### Records for this task
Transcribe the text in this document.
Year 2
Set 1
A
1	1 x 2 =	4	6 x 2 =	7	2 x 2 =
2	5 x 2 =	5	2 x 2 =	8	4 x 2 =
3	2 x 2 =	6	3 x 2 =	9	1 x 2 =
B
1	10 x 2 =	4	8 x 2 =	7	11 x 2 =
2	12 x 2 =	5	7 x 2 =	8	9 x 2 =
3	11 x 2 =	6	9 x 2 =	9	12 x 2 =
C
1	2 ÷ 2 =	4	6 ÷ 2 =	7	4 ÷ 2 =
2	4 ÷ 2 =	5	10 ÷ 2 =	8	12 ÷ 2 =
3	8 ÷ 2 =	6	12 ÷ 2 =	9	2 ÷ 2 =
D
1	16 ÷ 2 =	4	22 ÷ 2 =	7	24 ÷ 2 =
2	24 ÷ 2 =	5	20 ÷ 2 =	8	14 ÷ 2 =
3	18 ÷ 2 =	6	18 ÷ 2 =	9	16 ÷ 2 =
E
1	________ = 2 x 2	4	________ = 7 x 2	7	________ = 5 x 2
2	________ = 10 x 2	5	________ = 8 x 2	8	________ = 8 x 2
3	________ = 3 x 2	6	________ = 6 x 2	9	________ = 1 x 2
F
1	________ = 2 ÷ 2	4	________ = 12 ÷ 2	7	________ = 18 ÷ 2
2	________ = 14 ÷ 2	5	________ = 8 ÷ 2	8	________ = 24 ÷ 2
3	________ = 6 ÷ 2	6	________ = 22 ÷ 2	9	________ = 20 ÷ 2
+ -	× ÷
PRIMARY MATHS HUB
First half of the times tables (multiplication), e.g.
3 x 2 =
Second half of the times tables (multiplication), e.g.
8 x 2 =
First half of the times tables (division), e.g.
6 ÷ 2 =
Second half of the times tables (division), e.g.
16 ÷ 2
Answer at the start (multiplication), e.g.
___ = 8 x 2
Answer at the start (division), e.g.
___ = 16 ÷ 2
######
- _Exercise aim_:
Print back all the lines verbatim.

- _Answer to the exercise_:
Transcribe the text in this document.
Year 2
Set 1
A
1	1 x 2 =	4	6 x 2 =	7	2 x 2 =
2	5 x 2 =	5	2 x 2 =	8	4 x 2 =
3	2 x 2 =	6	3 x 2 =	9	1 x 2 =
B
1	10 x 2 =	4	8 x 2 =	7	11 x 2 =
2	12 x 2 =	5	7 x 2 =	8	9 x 2 =
3	11 x 2 =	6	9 x 2 =	9	12 x 2 =
C
1	2 ÷ 2 =	4	6 ÷ 2 =	7	4 ÷ 2 =
2	4 ÷ 2 =	5	10 ÷ 2 =	8	12 ÷ 2 =
3	8 ÷ 2 =	6	12 ÷ 2 =	9	2 ÷ 2 =
D
1	16 ÷ 2 =	4	22 ÷ 2 =	7	24 ÷ 2 =
2	24 ÷ 2 =	5	20 ÷ 2 =	8	14 ÷ 2 =
3	18 ÷ 2 =	6	18 ÷ 2 =	9	16 ÷ 2 =
E
1	________ = 2 x 2	4	________ = 7 x 2	7	________ = 5 x 2
2	________ = 10 x 2	5	________ = 8 x 2	8	________ = 8 x 2
3	________ = 3 x 2	6	________ = 6 x 2	9	________ = 1 x 2
F
1	________ = 2 ÷ 2	4	________ = 12 ÷ 2	7	________ = 18 ÷ 2
2	________ = 14 ÷ 2	5	________ = 8 ÷ 2	8	________ = 24 ÷ 2
3	________ = 6 ÷ 2	6	________ = 22 ÷ 2	9	________ = 20 ÷ 2
+ -	× ÷
PRIMARY MATHS HUB
First half of the times tables (multiplication), e.g.
3 x 2 =
Second half of the times tables (multiplication), e.g.
8 x 2 =
First half of the times tables (division), e.g.
6 ÷ 2 =
Second half of the times tables (division), e.g.
16 ÷ 2
Answer at the start (multiplication), e.g.
___ = 8 x 2
Answer at the start (division), e.g.
___ = 16 ÷ 2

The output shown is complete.